Each record is to be written out exactly as it appears.

▶ _Document structure recognition data_
*** Begin section ***
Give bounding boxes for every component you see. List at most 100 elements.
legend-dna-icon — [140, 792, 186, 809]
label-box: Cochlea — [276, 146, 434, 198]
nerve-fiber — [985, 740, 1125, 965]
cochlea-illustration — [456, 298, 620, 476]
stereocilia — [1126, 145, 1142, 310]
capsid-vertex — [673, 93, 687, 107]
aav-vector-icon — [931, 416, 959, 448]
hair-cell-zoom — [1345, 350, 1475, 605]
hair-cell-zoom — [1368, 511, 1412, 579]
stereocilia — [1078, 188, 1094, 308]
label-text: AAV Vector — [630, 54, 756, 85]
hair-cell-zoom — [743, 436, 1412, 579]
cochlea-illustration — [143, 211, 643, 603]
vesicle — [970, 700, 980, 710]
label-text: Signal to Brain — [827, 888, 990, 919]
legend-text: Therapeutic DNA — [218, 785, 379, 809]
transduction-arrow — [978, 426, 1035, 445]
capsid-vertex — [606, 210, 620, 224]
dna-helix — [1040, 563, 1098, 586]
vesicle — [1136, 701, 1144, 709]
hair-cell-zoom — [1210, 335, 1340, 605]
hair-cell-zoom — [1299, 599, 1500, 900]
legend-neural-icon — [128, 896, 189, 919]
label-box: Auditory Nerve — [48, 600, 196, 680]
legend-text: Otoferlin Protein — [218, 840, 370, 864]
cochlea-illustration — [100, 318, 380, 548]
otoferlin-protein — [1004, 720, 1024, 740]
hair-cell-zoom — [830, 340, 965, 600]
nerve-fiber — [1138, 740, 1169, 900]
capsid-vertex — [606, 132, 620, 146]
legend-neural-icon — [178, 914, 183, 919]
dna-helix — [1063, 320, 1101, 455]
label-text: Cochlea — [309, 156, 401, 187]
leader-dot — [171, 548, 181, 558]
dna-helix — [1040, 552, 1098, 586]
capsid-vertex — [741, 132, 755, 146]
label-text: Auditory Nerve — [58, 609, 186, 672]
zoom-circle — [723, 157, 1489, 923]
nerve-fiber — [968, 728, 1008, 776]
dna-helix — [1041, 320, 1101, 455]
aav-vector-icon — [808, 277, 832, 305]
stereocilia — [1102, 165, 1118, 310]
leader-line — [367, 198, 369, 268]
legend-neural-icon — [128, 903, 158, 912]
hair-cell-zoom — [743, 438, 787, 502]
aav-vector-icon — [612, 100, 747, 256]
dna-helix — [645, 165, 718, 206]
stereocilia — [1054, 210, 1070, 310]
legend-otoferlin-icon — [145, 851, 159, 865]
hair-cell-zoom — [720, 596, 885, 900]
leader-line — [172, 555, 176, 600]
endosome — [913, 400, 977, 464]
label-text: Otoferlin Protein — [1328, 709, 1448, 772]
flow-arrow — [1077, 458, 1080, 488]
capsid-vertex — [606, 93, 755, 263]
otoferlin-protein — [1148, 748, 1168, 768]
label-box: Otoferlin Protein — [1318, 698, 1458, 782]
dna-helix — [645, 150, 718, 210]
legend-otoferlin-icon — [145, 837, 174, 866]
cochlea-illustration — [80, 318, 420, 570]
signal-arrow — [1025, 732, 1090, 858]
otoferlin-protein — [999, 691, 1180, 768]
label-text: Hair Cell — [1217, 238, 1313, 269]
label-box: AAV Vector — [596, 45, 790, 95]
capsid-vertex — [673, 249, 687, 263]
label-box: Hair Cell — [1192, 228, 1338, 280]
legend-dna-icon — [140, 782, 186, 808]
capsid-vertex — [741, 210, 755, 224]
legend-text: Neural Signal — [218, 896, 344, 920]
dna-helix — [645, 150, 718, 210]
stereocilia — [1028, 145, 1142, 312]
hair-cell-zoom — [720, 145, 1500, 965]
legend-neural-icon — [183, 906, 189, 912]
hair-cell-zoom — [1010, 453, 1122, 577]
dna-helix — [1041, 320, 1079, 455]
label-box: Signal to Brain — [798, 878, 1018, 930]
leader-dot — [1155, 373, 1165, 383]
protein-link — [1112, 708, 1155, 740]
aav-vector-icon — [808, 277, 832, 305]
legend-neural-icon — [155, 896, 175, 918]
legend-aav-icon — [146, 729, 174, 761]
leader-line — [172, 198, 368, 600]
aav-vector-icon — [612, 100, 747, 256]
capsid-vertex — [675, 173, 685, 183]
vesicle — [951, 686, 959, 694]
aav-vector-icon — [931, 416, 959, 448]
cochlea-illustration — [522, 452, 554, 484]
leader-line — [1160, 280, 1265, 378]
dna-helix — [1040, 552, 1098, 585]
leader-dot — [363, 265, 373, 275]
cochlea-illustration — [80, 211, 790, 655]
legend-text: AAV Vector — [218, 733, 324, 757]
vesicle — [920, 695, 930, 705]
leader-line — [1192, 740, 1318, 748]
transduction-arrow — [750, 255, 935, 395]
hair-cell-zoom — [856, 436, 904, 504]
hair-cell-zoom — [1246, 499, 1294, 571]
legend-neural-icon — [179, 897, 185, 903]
*** End section ***
▶ _Written reply_
Give bounding boxes for every component you see. List at most 100 elements.
legend-dna-icon — [140, 792, 186, 809]
label-box: Cochlea — [276, 146, 434, 198]
nerve-fiber — [985, 740, 1125, 965]
cochlea-illustration — [456, 298, 620, 476]
stereocilia — [1126, 145, 1142, 310]
capsid-vertex — [673, 93, 687, 107]
aav-vector-icon — [931, 416, 959, 448]
hair-cell-zoom — [1345, 350, 1475, 605]
hair-cell-zoom — [1368, 511, 1412, 579]
stereocilia — [1078, 188, 1094, 308]
label-text: AAV Vector — [630, 54, 756, 85]
hair-cell-zoom — [743, 436, 1412, 579]
cochlea-illustration — [143, 211, 643, 603]
vesicle — [970, 700, 980, 710]
label-text: Signal to Brain — [827, 888, 990, 919]
legend-text: Therapeutic DNA — [218, 785, 379, 809]
transduction-arrow — [978, 426, 1035, 445]
capsid-vertex — [606, 210, 620, 224]
dna-helix — [1040, 563, 1098, 586]
vesicle — [1136, 701, 1144, 709]
hair-cell-zoom — [1210, 335, 1340, 605]
hair-cell-zoom — [1299, 599, 1500, 900]
legend-neural-icon — [128, 896, 189, 919]
label-box: Auditory Nerve — [48, 600, 196, 680]
legend-text: Otoferlin Protein — [218, 840, 370, 864]
cochlea-illustration — [100, 318, 380, 548]
otoferlin-protein — [1004, 720, 1024, 740]
hair-cell-zoom — [830, 340, 965, 600]
nerve-fiber — [1138, 740, 1169, 900]
capsid-vertex — [606, 132, 620, 146]
legend-neural-icon — [178, 914, 183, 919]
dna-helix — [1063, 320, 1101, 455]
label-text: Cochlea — [309, 156, 401, 187]
leader-dot — [171, 548, 181, 558]
dna-helix — [1040, 552, 1098, 586]
capsid-vertex — [741, 132, 755, 146]
label-text: Auditory Nerve — [58, 609, 186, 672]
zoom-circle — [723, 157, 1489, 923]
nerve-fiber — [968, 728, 1008, 776]
dna-helix — [1041, 320, 1101, 455]
aav-vector-icon — [808, 277, 832, 305]
stereocilia — [1102, 165, 1118, 310]
leader-line — [367, 198, 369, 268]
legend-neural-icon — [128, 903, 158, 912]
hair-cell-zoom — [743, 438, 787, 502]
aav-vector-icon — [612, 100, 747, 256]
dna-helix — [645, 165, 718, 206]
stereocilia — [1054, 210, 1070, 310]
legend-otoferlin-icon — [145, 851, 159, 865]
hair-cell-zoom — [720, 596, 885, 900]
leader-line — [172, 555, 176, 600]
endosome — [913, 400, 977, 464]
label-text: Otoferlin Protein — [1328, 709, 1448, 772]
flow-arrow — [1077, 458, 1080, 488]
capsid-vertex — [606, 93, 755, 263]
otoferlin-protein — [1148, 748, 1168, 768]
label-box: Otoferlin Protein — [1318, 698, 1458, 782]
dna-helix — [645, 150, 718, 210]
legend-otoferlin-icon — [145, 837, 174, 866]
cochlea-illustration — [80, 318, 420, 570]
signal-arrow — [1025, 732, 1090, 858]
otoferlin-protein — [999, 691, 1180, 768]
label-text: Hair Cell — [1217, 238, 1313, 269]
label-box: AAV Vector — [596, 45, 790, 95]
capsid-vertex — [673, 249, 687, 263]
label-box: Hair Cell — [1192, 228, 1338, 280]
legend-dna-icon — [140, 782, 186, 808]
capsid-vertex — [741, 210, 755, 224]
legend-text: Neural Signal — [218, 896, 344, 920]
dna-helix — [645, 150, 718, 210]
stereocilia — [1028, 145, 1142, 312]
hair-cell-zoom — [720, 145, 1500, 965]
legend-neural-icon — [183, 906, 189, 912]
hair-cell-zoom — [1010, 453, 1122, 577]
dna-helix — [1041, 320, 1079, 455]
label-box: Signal to Brain — [798, 878, 1018, 930]
leader-dot — [1155, 373, 1165, 383]
protein-link — [1112, 708, 1155, 740]
aav-vector-icon — [808, 277, 832, 305]
legend-neural-icon — [155, 896, 175, 918]
legend-aav-icon — [146, 729, 174, 761]
leader-line — [172, 198, 368, 600]
aav-vector-icon — [612, 100, 747, 256]
capsid-vertex — [675, 173, 685, 183]
vesicle — [951, 686, 959, 694]
aav-vector-icon — [931, 416, 959, 448]
cochlea-illustration — [522, 452, 554, 484]
leader-line — [1160, 280, 1265, 378]
dna-helix — [1040, 552, 1098, 585]
leader-dot — [363, 265, 373, 275]
cochlea-illustration — [80, 211, 790, 655]
legend-text: AAV Vector — [218, 733, 324, 757]
vesicle — [920, 695, 930, 705]
leader-line — [1192, 740, 1318, 748]
transduction-arrow — [750, 255, 935, 395]
hair-cell-zoom — [856, 436, 904, 504]
hair-cell-zoom — [1246, 499, 1294, 571]
legend-neural-icon — [179, 897, 185, 903]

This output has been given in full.